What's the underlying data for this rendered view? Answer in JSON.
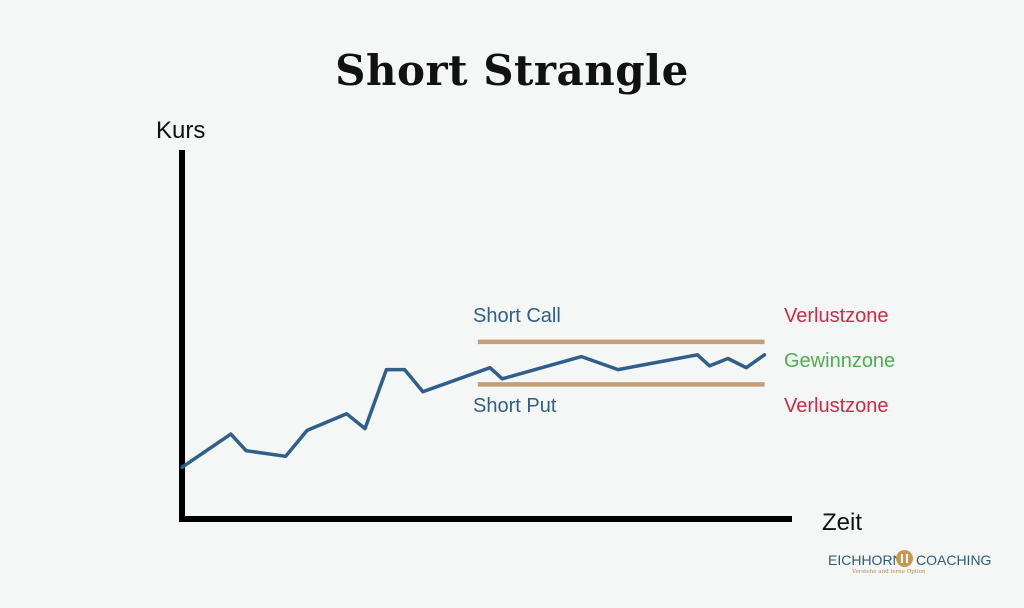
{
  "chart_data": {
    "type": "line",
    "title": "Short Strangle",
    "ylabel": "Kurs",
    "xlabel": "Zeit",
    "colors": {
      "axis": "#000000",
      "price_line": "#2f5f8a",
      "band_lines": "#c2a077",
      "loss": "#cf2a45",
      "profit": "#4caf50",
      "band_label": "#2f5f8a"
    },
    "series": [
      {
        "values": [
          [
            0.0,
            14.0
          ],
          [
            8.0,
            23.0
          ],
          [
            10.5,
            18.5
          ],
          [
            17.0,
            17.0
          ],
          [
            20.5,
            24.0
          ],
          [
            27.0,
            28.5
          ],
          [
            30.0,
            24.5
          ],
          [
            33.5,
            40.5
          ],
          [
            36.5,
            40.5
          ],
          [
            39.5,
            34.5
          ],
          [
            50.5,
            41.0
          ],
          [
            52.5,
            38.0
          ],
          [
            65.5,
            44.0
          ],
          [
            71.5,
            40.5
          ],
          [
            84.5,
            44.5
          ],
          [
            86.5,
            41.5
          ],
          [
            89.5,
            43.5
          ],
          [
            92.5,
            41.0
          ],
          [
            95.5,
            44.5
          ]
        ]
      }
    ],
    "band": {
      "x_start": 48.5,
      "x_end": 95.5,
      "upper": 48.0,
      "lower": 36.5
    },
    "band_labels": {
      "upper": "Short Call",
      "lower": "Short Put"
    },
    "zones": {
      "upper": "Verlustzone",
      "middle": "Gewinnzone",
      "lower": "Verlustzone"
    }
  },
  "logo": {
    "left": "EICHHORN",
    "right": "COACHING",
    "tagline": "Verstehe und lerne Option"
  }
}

**Requirements**
Quote the data above in full, leaving out the pictures it holds.

**Finished exercise**
What's the underlying data for this rendered view? Answer in JSON.
{
  "chart_data": {
    "type": "line",
    "title": "Short Strangle",
    "ylabel": "Kurs",
    "xlabel": "Zeit",
    "colors": {
      "axis": "#000000",
      "price_line": "#2f5f8a",
      "band_lines": "#c2a077",
      "loss": "#cf2a45",
      "profit": "#4caf50",
      "band_label": "#2f5f8a"
    },
    "series": [
      {
        "values": [
          [
            0.0,
            14.0
          ],
          [
            8.0,
            23.0
          ],
          [
            10.5,
            18.5
          ],
          [
            17.0,
            17.0
          ],
          [
            20.5,
            24.0
          ],
          [
            27.0,
            28.5
          ],
          [
            30.0,
            24.5
          ],
          [
            33.5,
            40.5
          ],
          [
            36.5,
            40.5
          ],
          [
            39.5,
            34.5
          ],
          [
            50.5,
            41.0
          ],
          [
            52.5,
            38.0
          ],
          [
            65.5,
            44.0
          ],
          [
            71.5,
            40.5
          ],
          [
            84.5,
            44.5
          ],
          [
            86.5,
            41.5
          ],
          [
            89.5,
            43.5
          ],
          [
            92.5,
            41.0
          ],
          [
            95.5,
            44.5
          ]
        ]
      }
    ],
    "band": {
      "x_start": 48.5,
      "x_end": 95.5,
      "upper": 48.0,
      "lower": 36.5
    },
    "band_labels": {
      "upper": "Short Call",
      "lower": "Short Put"
    },
    "zones": {
      "upper": "Verlustzone",
      "middle": "Gewinnzone",
      "lower": "Verlustzone"
    }
  },
  "logo": {
    "left": "EICHHORN",
    "right": "COACHING",
    "tagline": "Verstehe und lerne Option"
  }
}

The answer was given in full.